List, from the lines below, each one with "generation" in it.

▸ **Task input**
::::::

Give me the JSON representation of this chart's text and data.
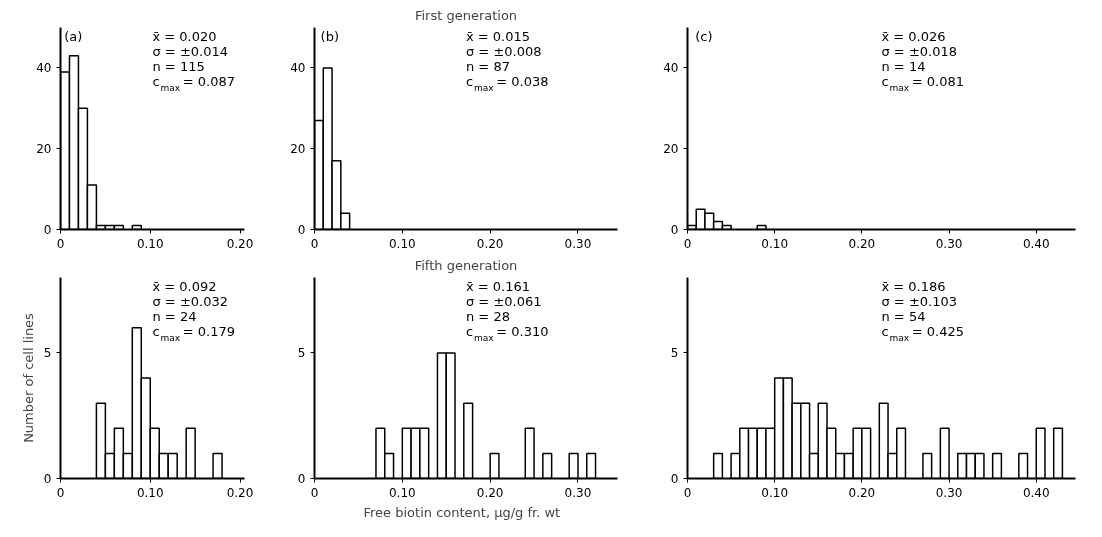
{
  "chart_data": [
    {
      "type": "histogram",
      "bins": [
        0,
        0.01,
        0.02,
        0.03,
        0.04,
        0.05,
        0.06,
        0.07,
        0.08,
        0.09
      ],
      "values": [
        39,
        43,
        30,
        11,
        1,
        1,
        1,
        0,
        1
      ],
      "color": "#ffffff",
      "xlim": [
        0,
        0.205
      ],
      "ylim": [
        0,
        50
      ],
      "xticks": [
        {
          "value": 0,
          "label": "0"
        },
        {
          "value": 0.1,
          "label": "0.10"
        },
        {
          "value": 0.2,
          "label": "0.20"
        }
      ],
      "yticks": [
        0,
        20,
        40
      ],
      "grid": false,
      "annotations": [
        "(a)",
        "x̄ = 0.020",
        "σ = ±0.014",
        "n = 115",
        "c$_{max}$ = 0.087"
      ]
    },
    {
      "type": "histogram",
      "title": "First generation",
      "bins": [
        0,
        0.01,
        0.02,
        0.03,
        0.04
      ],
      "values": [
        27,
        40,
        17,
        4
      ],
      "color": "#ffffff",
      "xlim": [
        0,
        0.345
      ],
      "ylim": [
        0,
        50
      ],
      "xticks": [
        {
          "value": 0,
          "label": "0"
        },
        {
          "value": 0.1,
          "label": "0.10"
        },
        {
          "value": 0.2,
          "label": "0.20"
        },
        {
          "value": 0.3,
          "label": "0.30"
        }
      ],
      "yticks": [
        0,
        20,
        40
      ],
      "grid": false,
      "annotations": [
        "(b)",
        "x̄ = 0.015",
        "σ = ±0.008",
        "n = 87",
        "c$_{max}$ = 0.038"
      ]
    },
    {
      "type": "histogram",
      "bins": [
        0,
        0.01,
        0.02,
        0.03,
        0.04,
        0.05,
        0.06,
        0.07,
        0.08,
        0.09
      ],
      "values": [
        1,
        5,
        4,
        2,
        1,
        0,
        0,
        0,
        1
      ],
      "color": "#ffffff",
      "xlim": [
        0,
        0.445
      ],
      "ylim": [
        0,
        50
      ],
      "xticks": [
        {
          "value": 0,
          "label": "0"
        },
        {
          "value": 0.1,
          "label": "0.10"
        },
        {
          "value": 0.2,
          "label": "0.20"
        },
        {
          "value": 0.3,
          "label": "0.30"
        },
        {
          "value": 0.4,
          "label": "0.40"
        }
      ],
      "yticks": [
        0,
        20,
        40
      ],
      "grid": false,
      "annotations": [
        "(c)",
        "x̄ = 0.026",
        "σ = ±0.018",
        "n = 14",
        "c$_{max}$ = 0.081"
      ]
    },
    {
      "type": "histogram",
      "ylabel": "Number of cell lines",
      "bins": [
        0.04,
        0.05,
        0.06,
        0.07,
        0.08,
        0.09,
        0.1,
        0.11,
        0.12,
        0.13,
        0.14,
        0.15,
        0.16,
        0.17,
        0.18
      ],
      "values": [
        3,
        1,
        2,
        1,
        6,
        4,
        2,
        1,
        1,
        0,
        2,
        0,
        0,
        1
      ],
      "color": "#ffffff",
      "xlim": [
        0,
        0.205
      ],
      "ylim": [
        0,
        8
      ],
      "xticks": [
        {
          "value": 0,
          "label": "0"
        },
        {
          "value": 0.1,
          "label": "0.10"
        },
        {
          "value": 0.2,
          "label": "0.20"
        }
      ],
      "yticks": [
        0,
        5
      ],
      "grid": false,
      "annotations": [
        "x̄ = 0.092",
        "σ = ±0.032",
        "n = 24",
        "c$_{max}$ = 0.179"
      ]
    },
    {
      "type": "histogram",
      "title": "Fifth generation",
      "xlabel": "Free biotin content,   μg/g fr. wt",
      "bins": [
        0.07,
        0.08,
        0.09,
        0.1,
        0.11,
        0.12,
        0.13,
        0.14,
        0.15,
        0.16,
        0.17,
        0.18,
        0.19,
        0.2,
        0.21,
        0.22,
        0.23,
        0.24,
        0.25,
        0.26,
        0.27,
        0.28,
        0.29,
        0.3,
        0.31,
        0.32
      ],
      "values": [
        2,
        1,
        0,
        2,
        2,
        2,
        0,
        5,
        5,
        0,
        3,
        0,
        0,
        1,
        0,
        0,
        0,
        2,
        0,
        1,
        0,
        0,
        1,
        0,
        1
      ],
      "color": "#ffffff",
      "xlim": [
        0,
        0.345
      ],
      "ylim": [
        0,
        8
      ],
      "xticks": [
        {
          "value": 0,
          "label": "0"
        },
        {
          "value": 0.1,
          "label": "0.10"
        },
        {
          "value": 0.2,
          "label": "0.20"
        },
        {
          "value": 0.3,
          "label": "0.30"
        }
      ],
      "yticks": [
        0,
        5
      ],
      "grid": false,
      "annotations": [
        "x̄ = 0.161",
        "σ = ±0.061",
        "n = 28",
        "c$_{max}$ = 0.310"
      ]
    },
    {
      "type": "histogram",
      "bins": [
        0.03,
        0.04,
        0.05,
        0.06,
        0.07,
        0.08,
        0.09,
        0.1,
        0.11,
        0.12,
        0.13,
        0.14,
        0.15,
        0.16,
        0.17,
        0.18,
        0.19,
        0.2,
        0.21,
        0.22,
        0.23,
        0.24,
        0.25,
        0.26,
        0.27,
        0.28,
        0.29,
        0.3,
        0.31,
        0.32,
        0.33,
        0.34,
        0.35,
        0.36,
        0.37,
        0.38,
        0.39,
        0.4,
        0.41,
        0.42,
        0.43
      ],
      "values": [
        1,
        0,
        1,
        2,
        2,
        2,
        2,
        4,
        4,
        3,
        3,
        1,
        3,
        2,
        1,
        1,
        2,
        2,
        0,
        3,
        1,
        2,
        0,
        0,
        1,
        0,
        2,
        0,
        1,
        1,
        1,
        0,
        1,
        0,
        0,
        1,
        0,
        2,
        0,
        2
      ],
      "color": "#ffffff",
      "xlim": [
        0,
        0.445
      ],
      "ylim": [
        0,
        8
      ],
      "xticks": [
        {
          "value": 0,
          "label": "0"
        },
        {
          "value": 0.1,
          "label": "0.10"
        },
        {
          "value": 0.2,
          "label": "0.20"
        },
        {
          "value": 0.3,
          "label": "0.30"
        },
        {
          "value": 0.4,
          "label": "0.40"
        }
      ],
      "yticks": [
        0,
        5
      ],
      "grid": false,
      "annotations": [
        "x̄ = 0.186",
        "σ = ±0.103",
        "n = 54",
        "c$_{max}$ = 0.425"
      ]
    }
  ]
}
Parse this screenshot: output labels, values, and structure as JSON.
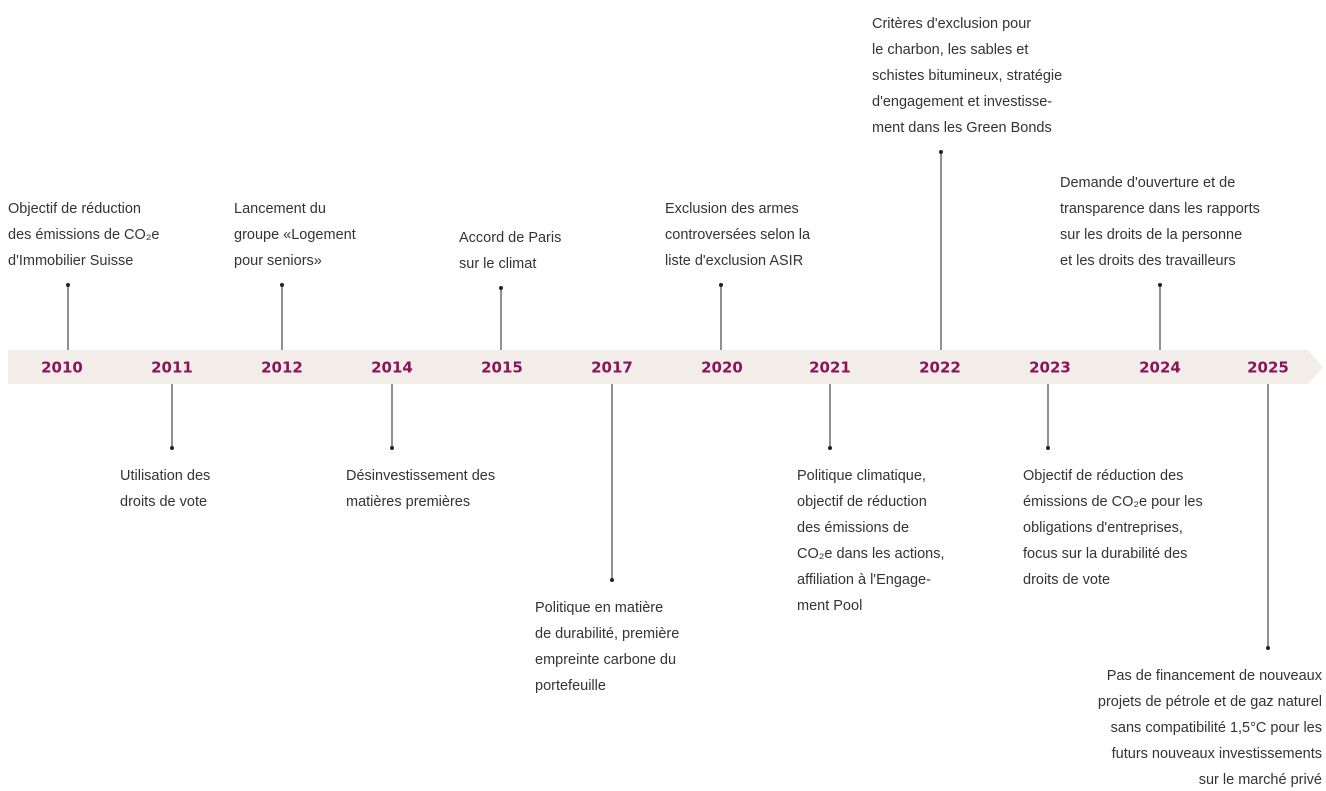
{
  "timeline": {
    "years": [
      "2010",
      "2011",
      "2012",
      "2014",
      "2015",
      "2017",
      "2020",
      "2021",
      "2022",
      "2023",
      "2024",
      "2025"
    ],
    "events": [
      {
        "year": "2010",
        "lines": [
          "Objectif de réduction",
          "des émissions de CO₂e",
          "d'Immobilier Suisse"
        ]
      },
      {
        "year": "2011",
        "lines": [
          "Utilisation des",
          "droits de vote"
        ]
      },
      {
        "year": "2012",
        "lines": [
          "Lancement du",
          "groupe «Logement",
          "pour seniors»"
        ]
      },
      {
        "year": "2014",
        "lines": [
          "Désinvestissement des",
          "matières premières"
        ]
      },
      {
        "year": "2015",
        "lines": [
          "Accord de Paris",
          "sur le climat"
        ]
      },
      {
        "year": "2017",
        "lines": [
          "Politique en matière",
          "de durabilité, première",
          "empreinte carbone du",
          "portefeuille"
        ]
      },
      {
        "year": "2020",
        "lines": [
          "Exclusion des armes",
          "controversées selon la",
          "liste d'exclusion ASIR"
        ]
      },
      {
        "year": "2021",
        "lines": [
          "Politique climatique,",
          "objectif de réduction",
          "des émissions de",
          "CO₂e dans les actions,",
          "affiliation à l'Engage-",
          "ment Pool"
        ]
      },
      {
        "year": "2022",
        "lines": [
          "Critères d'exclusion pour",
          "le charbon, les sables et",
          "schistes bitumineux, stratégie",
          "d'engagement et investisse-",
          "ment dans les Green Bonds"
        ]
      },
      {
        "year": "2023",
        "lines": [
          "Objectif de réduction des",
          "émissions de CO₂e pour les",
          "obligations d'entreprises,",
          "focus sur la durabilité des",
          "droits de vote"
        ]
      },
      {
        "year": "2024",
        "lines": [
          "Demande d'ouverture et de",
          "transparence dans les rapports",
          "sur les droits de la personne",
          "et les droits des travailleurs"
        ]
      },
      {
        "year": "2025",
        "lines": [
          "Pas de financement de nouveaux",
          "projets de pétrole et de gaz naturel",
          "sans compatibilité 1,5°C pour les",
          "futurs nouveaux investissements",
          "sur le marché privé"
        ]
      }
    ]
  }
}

::::::

▸ **Task output**
      "title": "First generation",
      "title": "Fifth generation",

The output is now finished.